--- SHORT EXERCISE ---
Of all the lines here, how many include the string "this"? Answer with the number only.

--- DATASET RECORDS ---
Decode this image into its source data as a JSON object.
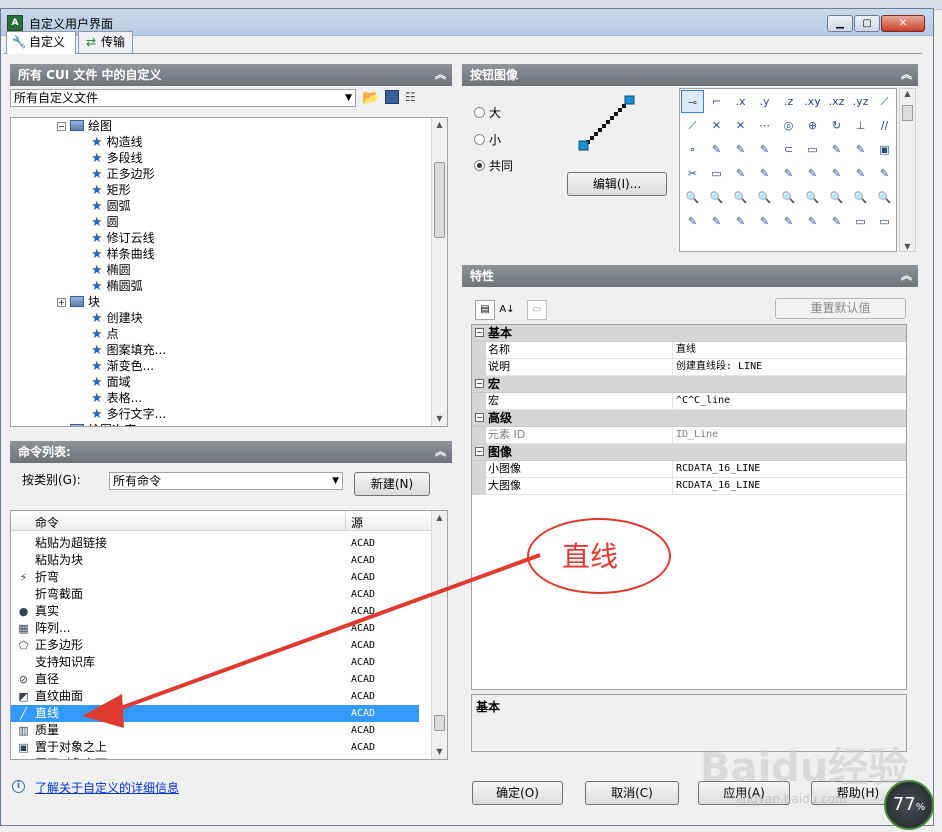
{
  "window": {
    "title": "自定义用户界面"
  },
  "tabs": [
    {
      "label": "自定义",
      "icon": "wrench-icon"
    },
    {
      "label": "传输",
      "icon": "arrows-icon"
    }
  ],
  "cui_panel": {
    "header": "所有 CUI 文件 中的自定义",
    "file_select": "所有自定义文件",
    "tree": [
      {
        "label": "绘图",
        "type": "group"
      },
      {
        "label": "构造线"
      },
      {
        "label": "多段线"
      },
      {
        "label": "正多边形"
      },
      {
        "label": "矩形"
      },
      {
        "label": "圆弧"
      },
      {
        "label": "圆"
      },
      {
        "label": "修订云线"
      },
      {
        "label": "样条曲线"
      },
      {
        "label": "椭圆"
      },
      {
        "label": "椭圆弧"
      },
      {
        "label": "块",
        "type": "group"
      },
      {
        "label": "创建块"
      },
      {
        "label": "点"
      },
      {
        "label": "图案填充..."
      },
      {
        "label": "渐变色..."
      },
      {
        "label": "面域"
      },
      {
        "label": "表格..."
      },
      {
        "label": "多行文字..."
      },
      {
        "label": "绘图次序",
        "type": "group"
      }
    ]
  },
  "command_panel": {
    "header": "命令列表:",
    "category_label": "按类别(G):",
    "category_value": "所有命令",
    "new_button": "新建(N)",
    "col_command": "命令",
    "col_source": "源",
    "rows": [
      {
        "name": "粘贴为超链接",
        "source": "ACAD",
        "icon": ""
      },
      {
        "name": "粘贴为块",
        "source": "ACAD",
        "icon": ""
      },
      {
        "name": "折弯",
        "source": "ACAD",
        "icon": "jog-icon"
      },
      {
        "name": "折弯截面",
        "source": "ACAD",
        "icon": ""
      },
      {
        "name": "真实",
        "source": "ACAD",
        "icon": "realistic-icon"
      },
      {
        "name": "阵列...",
        "source": "ACAD",
        "icon": "array-icon"
      },
      {
        "name": "正多边形",
        "source": "ACAD",
        "icon": "polygon-icon"
      },
      {
        "name": "支持知识库",
        "source": "ACAD",
        "icon": ""
      },
      {
        "name": "直径",
        "source": "ACAD",
        "icon": "diameter-icon"
      },
      {
        "name": "直纹曲面",
        "source": "ACAD",
        "icon": "ruled-surface-icon"
      },
      {
        "name": "直线",
        "source": "ACAD",
        "icon": "line-icon",
        "selected": true
      },
      {
        "name": "质量",
        "source": "ACAD",
        "icon": "mass-icon"
      },
      {
        "name": "置于对象之上",
        "source": "ACAD",
        "icon": "bring-above-icon"
      },
      {
        "name": "置于对象之下",
        "source": "ACAD",
        "icon": "bring-under-icon"
      }
    ]
  },
  "link_text": "了解关于自定义的详细信息",
  "button_image": {
    "header": "按钮图像",
    "radio_large": "大",
    "radio_small": "小",
    "radio_both": "共同",
    "selected_radio": "共同",
    "edit_button": "编辑(I)...",
    "grid": [
      "⊸",
      "⌐",
      ".x",
      ".y",
      ".z",
      ".xy",
      ".xz",
      ".yz",
      "⟋",
      "⟋",
      "✕",
      "✕",
      "⋯",
      "◎",
      "⊕",
      "↻",
      "⊥",
      "∕∕",
      "∘",
      "✎",
      "✎",
      "✎",
      "⊂",
      "▭",
      "✎",
      "✎",
      "▣",
      "✂",
      "▭",
      "✎",
      "✎",
      "✎",
      "✎",
      "✎",
      "✎",
      "✎",
      "🔍",
      "🔍",
      "🔍",
      "🔍",
      "🔍",
      "🔍",
      "🔍",
      "🔍",
      "🔍",
      "✎",
      "✎",
      "✎",
      "✎",
      "✎",
      "✎",
      "✎",
      "▭",
      "▭"
    ]
  },
  "properties": {
    "header": "特性",
    "reset_button": "重置默认值",
    "categories": [
      {
        "name": "基本",
        "rows": [
          {
            "name": "名称",
            "value": "直线"
          },
          {
            "name": "说明",
            "value": "创建直线段:  LINE"
          }
        ]
      },
      {
        "name": "宏",
        "rows": [
          {
            "name": "宏",
            "value": "^C^C_line"
          }
        ]
      },
      {
        "name": "高级",
        "rows": [
          {
            "name": "元素 ID",
            "value": "ID_Line",
            "readonly": true
          }
        ]
      },
      {
        "name": "图像",
        "rows": [
          {
            "name": "小图像",
            "value": "RCDATA_16_LINE"
          },
          {
            "name": "大图像",
            "value": "RCDATA_16_LINE"
          }
        ]
      }
    ],
    "description_title": "基本"
  },
  "footer": {
    "ok": "确定(O)",
    "cancel": "取消(C)",
    "apply": "应用(A)",
    "help": "帮助(H)"
  },
  "annotation": {
    "text": "直线",
    "color": "#e03a30"
  },
  "watermark": {
    "main": "Baidu经验",
    "sub": "jingyan.baidu.com"
  },
  "gauge": {
    "value": "77"
  },
  "colors": {
    "selection": "#3399ff",
    "panel_header": "#7a7e84",
    "star": "#2764b5"
  }
}
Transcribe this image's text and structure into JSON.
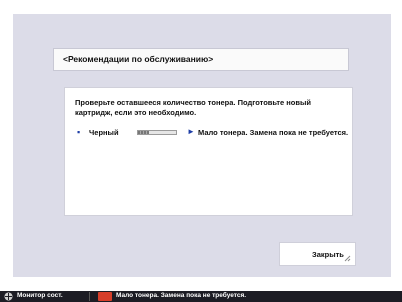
{
  "dialog": {
    "title": "<Рекомендации по обслуживанию>",
    "prompt": "Проверьте оставшееся количество тонера. Подготовьте новый картридж, если это необходимо.",
    "toner_rows": [
      {
        "color_name": "Черный",
        "level_fraction": 0.3,
        "status": "Мало тонера. Замена пока не требуется."
      }
    ],
    "close_label": "Закрыть"
  },
  "status_bar": {
    "monitor_label": "Монитор сост.",
    "message": "Мало тонера. Замена пока не требуется."
  },
  "colors": {
    "panel_bg": "#dcdce8",
    "status_bar_bg": "#1c1c24",
    "accent_blue": "#1e3ea6",
    "warning_red": "#d63e2a"
  },
  "icons": {
    "bullet": "toner-bullet-icon",
    "arrow": "arrow-right-icon",
    "close_corner": "resize-corner-icon",
    "monitor": "status-monitor-icon",
    "warning": "toner-warning-icon"
  }
}
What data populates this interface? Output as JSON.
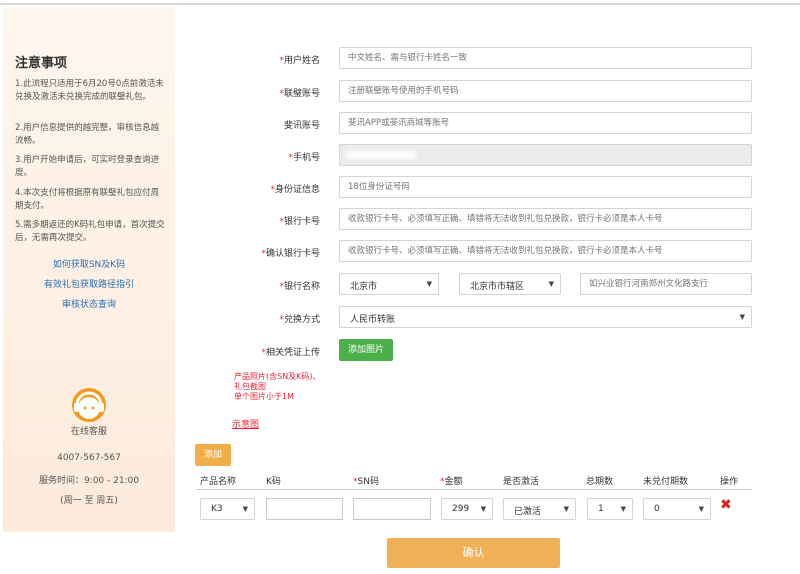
{
  "sidebar": {
    "title": "注意事项",
    "notes": [
      "1.此流程只适用于6月20号0点前激活未兑换及激活未兑换完成的联璧礼包。",
      "2.用户信息提供的越完整，审核信息越流畅。",
      "3.用户开始申请后，可实时登录查询进度。",
      "4.本次支付将根据原有联璧礼包应付周期支付。",
      "5.需多期返还的K码礼包申请，首次提交后，无需再次提交。"
    ],
    "links": [
      "如何获取SN及K码",
      "有效礼包获取路径指引",
      "审核状态查询"
    ],
    "cs_label": "在线客服",
    "phone": "4007-567-567",
    "hours": "服务时间：9:00 - 21:00",
    "days": "(周一 至 周五)"
  },
  "form": {
    "name_label": "用户姓名",
    "name_placeholder": "中文姓名、需与银行卡姓名一致",
    "lianbi_label": "联璧账号",
    "lianbi_placeholder": "注册联璧账号使用的手机号码",
    "feixun_label": "斐讯账号",
    "feixun_placeholder": "斐讯APP或斐讯商城等账号",
    "phone_label": "手机号",
    "id_label": "身份证信息",
    "id_placeholder": "18位身份证号码",
    "card_label": "银行卡号",
    "card_placeholder": "收款银行卡号、必须填写正确、填错将无法收到礼包兑换款，银行卡必须是本人卡号",
    "card_confirm_label": "确认银行卡号",
    "card_confirm_placeholder": "收款银行卡号、必须填写正确、填错将无法收到礼包兑换款，银行卡必须是本人卡号",
    "bank_label": "银行名称",
    "city": "北京市",
    "district": "北京市市辖区",
    "branch_placeholder": "如兴业银行河南郑州文化路支行",
    "method_label": "兑换方式",
    "method_value": "人民币转账",
    "upload_label": "相关凭证上传",
    "upload_button": "添加图片",
    "hint_lines": [
      "产品照片(含SN及K码)、",
      "礼包截图",
      "单个图片小于1M"
    ],
    "sample_link": "示意图"
  },
  "table": {
    "add_button": "添加",
    "headers": [
      "产品名称",
      "K码",
      "SN码",
      "金额",
      "是否激活",
      "总期数",
      "未兑付期数",
      "操作"
    ],
    "row": {
      "product": "K3",
      "amount": "299",
      "activated": "已激活",
      "periods": "1",
      "unpaid": "0"
    }
  },
  "confirm_button": "确认",
  "colors": {
    "required": "#e22233",
    "green": "#4cb04a",
    "orange": "#f2b056",
    "link": "#2b6fb6"
  }
}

--- REPLY TO THE TASK ---
3